Task to carry out: Reproduce, without any changes, every line of the listing from the one containing "List every element" down to the one containing "x-tick-label: 1 [481,1220,501,1258]", both of those lines included.

Data extract:
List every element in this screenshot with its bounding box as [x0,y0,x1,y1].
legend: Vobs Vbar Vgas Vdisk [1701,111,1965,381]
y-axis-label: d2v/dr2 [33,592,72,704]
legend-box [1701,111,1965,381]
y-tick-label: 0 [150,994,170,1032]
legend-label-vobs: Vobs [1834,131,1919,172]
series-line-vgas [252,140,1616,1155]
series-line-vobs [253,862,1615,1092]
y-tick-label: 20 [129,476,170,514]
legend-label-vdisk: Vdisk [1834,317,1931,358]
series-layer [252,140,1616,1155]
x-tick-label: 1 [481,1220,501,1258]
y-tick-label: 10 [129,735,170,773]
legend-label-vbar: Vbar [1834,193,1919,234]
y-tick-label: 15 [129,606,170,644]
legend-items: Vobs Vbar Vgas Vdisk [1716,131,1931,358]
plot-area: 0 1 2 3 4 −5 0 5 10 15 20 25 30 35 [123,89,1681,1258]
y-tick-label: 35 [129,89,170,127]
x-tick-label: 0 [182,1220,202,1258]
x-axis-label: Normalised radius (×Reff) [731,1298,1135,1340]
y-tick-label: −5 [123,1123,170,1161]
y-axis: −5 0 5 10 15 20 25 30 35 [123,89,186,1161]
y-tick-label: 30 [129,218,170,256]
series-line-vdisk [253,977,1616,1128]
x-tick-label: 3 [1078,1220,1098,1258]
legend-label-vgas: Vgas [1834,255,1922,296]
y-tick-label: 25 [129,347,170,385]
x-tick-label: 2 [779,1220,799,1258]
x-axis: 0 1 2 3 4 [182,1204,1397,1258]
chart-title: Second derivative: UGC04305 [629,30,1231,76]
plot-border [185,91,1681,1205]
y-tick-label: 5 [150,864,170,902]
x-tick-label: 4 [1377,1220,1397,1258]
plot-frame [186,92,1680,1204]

...

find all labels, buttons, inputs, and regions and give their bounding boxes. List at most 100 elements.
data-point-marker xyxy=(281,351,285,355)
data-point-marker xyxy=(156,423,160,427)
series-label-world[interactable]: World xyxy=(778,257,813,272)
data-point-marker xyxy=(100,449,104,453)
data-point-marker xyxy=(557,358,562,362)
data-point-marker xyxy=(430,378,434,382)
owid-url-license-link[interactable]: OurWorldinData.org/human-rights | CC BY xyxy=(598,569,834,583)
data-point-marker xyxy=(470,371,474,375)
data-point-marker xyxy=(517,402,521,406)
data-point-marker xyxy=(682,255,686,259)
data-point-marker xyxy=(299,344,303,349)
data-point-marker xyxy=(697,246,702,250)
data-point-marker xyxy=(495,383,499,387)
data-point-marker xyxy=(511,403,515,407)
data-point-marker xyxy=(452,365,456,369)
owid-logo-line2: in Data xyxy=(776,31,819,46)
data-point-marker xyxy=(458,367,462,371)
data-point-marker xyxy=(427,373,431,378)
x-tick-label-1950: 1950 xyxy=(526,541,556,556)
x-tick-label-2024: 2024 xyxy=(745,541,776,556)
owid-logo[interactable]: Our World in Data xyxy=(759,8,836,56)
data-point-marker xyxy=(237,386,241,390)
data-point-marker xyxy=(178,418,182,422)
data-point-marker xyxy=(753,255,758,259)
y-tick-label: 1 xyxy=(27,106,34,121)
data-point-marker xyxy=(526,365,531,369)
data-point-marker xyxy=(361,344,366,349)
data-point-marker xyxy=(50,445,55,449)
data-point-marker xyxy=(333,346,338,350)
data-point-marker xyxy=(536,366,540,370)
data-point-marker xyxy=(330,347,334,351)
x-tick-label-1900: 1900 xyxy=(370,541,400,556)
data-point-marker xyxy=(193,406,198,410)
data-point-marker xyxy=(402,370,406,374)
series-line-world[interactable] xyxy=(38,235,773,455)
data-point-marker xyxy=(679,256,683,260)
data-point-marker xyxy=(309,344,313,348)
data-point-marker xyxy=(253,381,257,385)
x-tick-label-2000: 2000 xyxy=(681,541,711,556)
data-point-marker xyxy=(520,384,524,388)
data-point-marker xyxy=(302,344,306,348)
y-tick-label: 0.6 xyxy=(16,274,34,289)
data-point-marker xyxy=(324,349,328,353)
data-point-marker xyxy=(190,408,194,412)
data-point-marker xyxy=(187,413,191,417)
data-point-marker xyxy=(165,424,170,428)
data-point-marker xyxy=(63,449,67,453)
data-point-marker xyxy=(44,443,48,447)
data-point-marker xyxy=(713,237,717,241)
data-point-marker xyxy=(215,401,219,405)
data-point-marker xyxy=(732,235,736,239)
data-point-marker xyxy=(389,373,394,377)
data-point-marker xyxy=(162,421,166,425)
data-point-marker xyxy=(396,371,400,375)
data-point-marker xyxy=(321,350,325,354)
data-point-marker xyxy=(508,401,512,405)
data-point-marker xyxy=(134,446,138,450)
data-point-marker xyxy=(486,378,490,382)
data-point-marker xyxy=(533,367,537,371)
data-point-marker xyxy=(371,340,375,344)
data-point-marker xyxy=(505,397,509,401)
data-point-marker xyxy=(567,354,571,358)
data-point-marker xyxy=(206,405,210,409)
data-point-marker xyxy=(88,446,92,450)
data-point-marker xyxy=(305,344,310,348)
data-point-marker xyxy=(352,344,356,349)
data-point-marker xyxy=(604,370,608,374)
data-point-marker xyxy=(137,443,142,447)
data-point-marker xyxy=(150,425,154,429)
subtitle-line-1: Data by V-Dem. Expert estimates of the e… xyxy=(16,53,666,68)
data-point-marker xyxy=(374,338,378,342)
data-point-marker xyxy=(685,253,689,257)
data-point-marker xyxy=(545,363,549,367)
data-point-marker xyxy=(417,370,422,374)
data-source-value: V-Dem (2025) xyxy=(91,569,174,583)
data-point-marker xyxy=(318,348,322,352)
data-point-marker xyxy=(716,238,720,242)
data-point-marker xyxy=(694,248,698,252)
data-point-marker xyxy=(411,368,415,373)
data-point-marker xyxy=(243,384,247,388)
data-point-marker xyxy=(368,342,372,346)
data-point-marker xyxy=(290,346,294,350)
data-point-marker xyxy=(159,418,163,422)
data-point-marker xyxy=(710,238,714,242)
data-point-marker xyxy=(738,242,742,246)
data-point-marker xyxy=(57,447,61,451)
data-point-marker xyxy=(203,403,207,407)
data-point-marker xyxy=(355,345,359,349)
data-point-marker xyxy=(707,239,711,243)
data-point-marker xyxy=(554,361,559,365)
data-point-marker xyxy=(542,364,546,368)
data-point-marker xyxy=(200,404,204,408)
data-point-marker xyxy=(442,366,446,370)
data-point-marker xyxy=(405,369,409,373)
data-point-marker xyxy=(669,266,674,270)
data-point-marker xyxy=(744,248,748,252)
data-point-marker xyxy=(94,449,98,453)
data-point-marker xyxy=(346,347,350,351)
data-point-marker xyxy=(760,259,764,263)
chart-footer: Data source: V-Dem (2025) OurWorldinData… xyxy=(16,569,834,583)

Result below:
List every element in this screenshot with its bounding box as [x0,y0,x1,y1].
legend: Vobs Vbar Vgas Vdisk [1701,111,1965,381]
y-axis-label: d2v/dr2 [33,592,72,704]
legend-box [1701,111,1965,381]
y-tick-label: 0 [150,994,170,1032]
legend-label-vobs: Vobs [1834,131,1919,172]
series-line-vgas [252,140,1616,1155]
series-line-vobs [253,862,1615,1092]
y-tick-label: 20 [129,476,170,514]
legend-label-vdisk: Vdisk [1834,317,1931,358]
series-layer [252,140,1616,1155]
x-tick-label: 1 [481,1220,501,1258]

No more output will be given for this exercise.